Task directions
Repeat every record below exactly, omitting any pictures.

□ □ □ □ □

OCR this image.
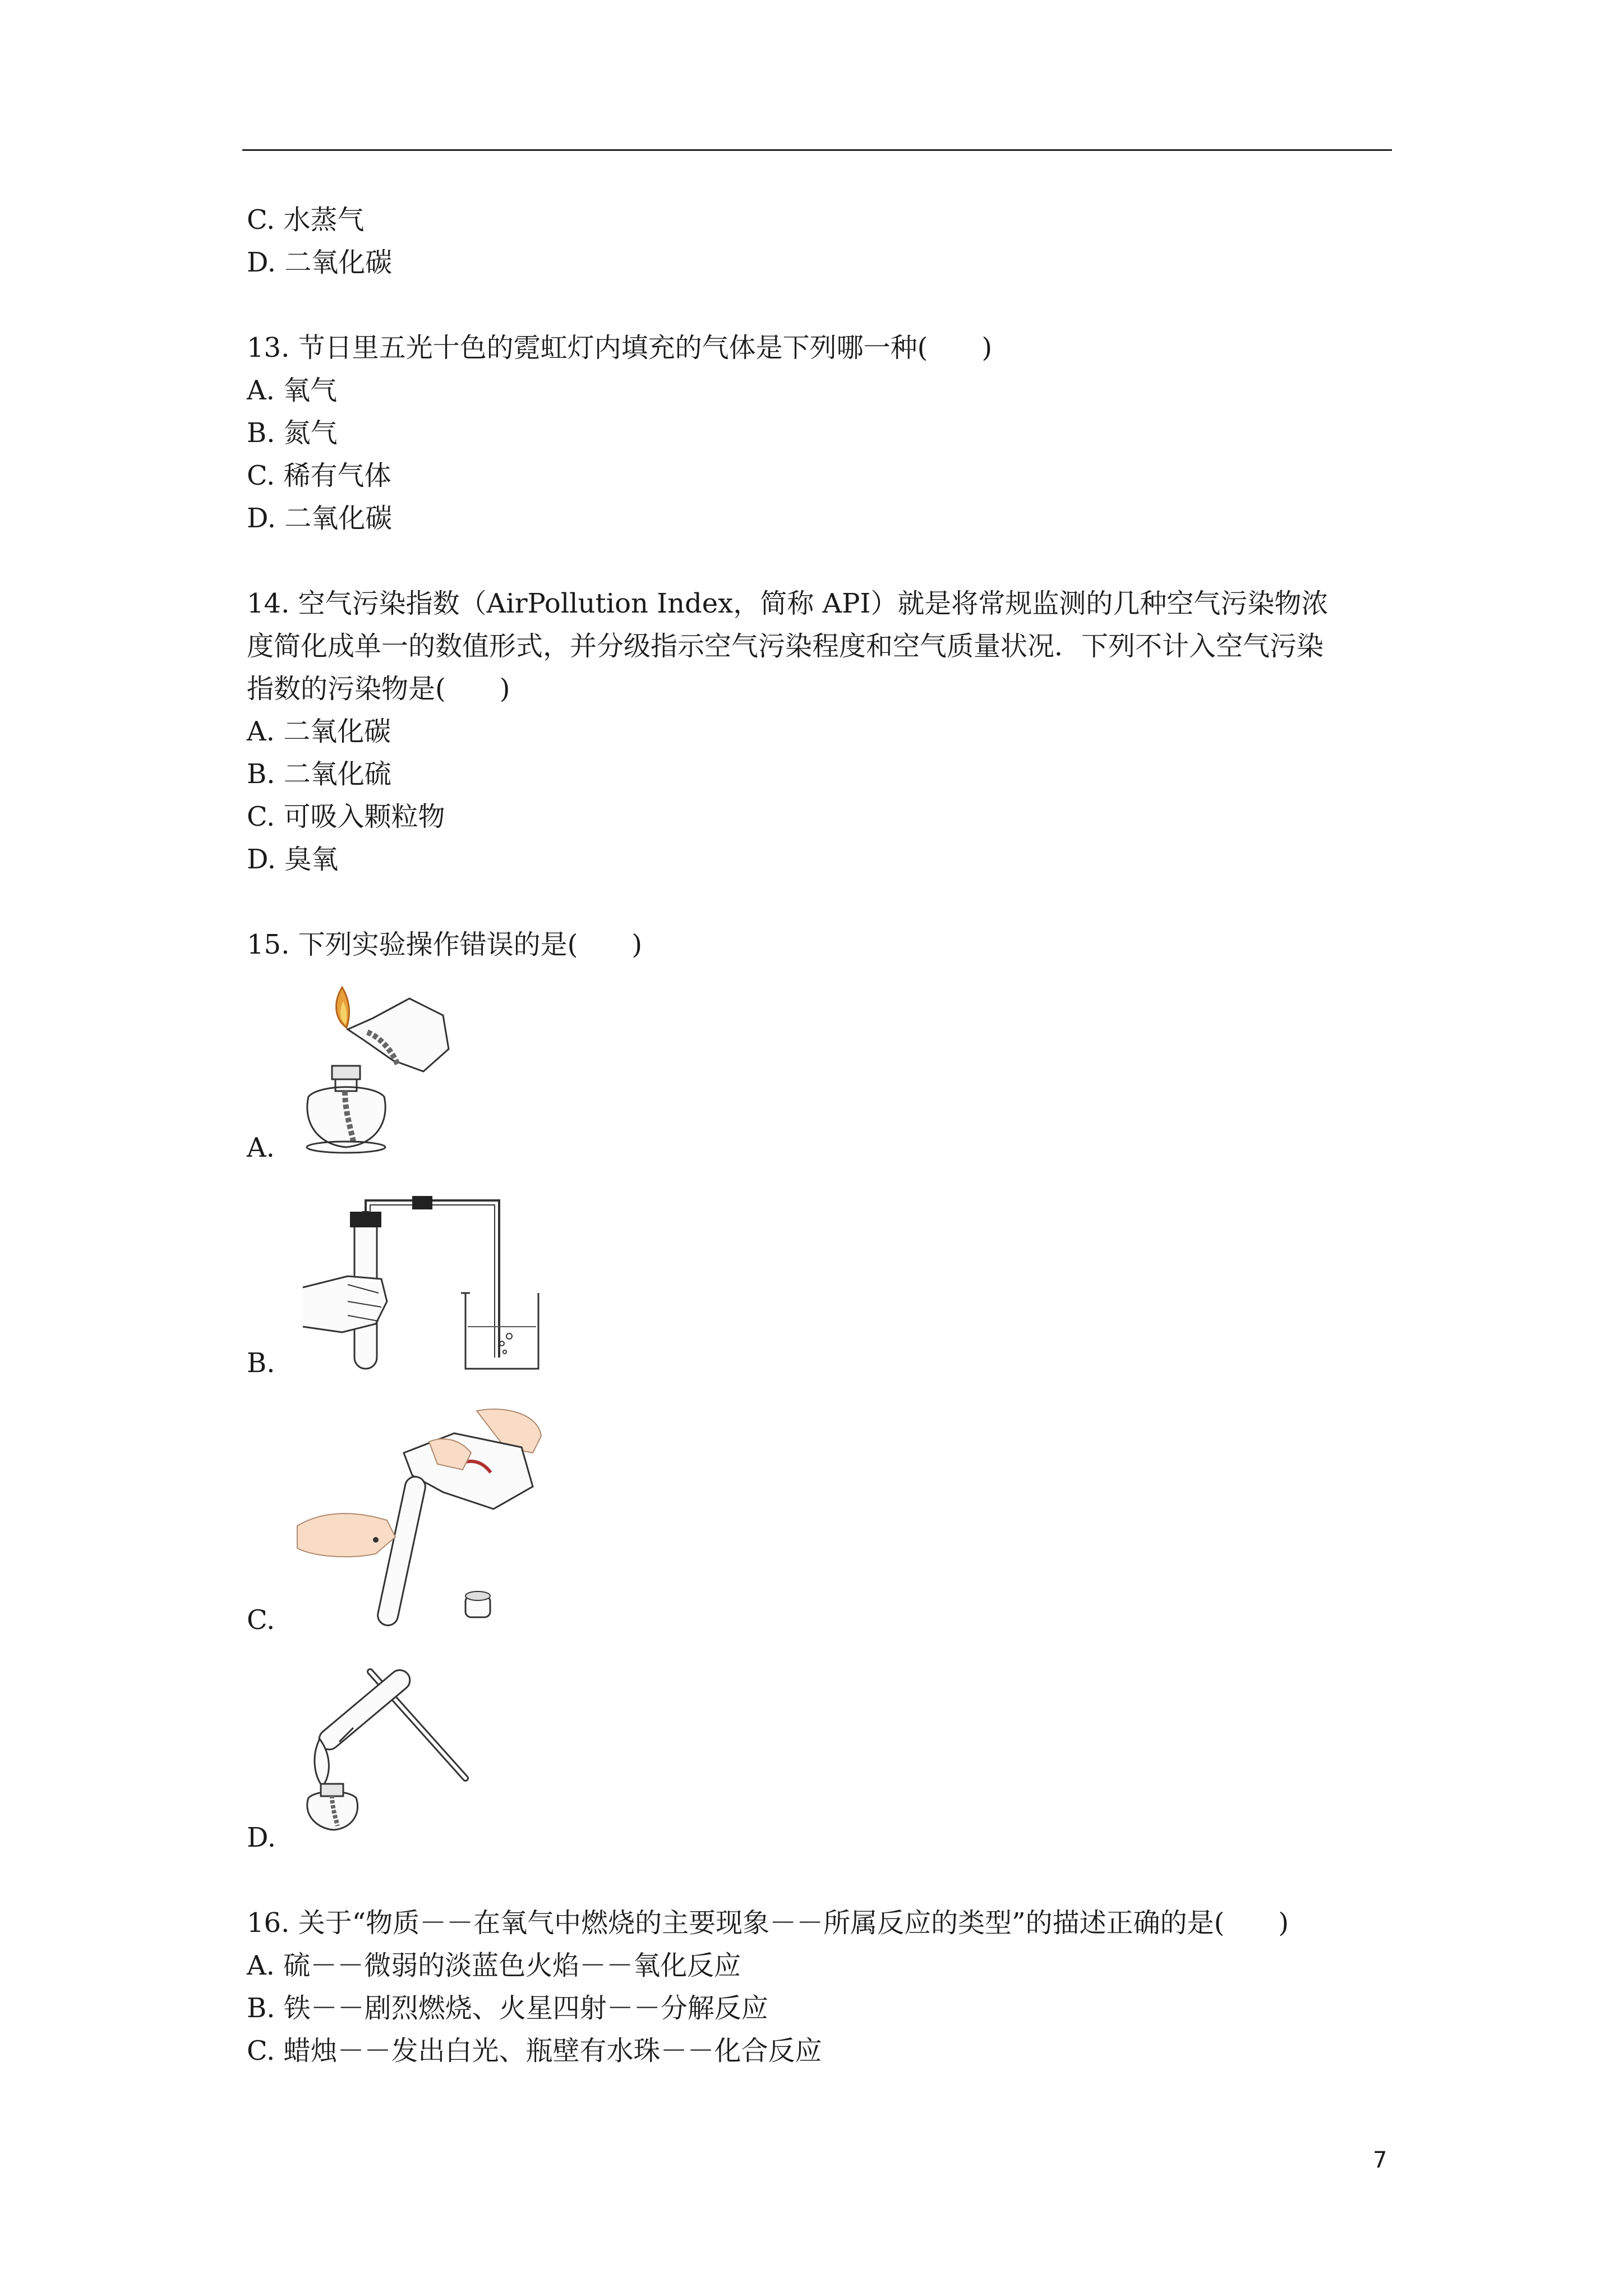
C. 水蒸气
D. 二氧化碳
13. 节日里五光十色的霓虹灯内填充的气体是下列哪一种(　　)
A. 氧气
B. 氮气
C. 稀有气体
D. 二氧化碳
14. 空气污染指数（AirPollution Index，简称 API）就是将常规监测的几种空气污染物浓
度简化成单一的数值形式，并分级指示空气污染程度和空气质量状况．下列不计入空气污染
指数的污染物是(　　)
A. 二氧化碳
B. 二氧化硫
C. 可吸入颗粒物
D. 臭氧
15. 下列实验操作错误的是(　　)
A.
B.
C.
D.
16. 关于“物质－－在氧气中燃烧的主要现象－－所属反应的类型”的描述正确的是(　　)
A. 硫－－微弱的淡蓝色火焰－－氧化反应
B. 铁－－剧烈燃烧、火星四射－－分解反应
C. 蜡烛－－发出白光、瓶壁有水珠－－化合反应
7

□ □ □ □ □

Output for this task
OCR this image.
C. 水蒸气
D. 二氧化碳
13. 节日里五光十色的霓虹灯内填充的气体是下列哪一种(　　)
A. 氧气
B. 氮气
C. 稀有气体
D. 二氧化碳
14. 空气污染指数（AirPollution Index，简称 API）就是将常规监测的几种空气污染物浓
度简化成单一的数值形式，并分级指示空气污染程度和空气质量状况．下列不计入空气污染
指数的污染物是(　　)
A. 二氧化碳
B. 二氧化硫
C. 可吸入颗粒物
D. 臭氧
15. 下列实验操作错误的是(　　)
A.
B.
C.
D.
16. 关于“物质－－在氧气中燃烧的主要现象－－所属反应的类型”的描述正确的是(　　)
A. 硫－－微弱的淡蓝色火焰－－氧化反应
B. 铁－－剧烈燃烧、火星四射－－分解反应
C. 蜡烛－－发出白光、瓶壁有水珠－－化合反应
7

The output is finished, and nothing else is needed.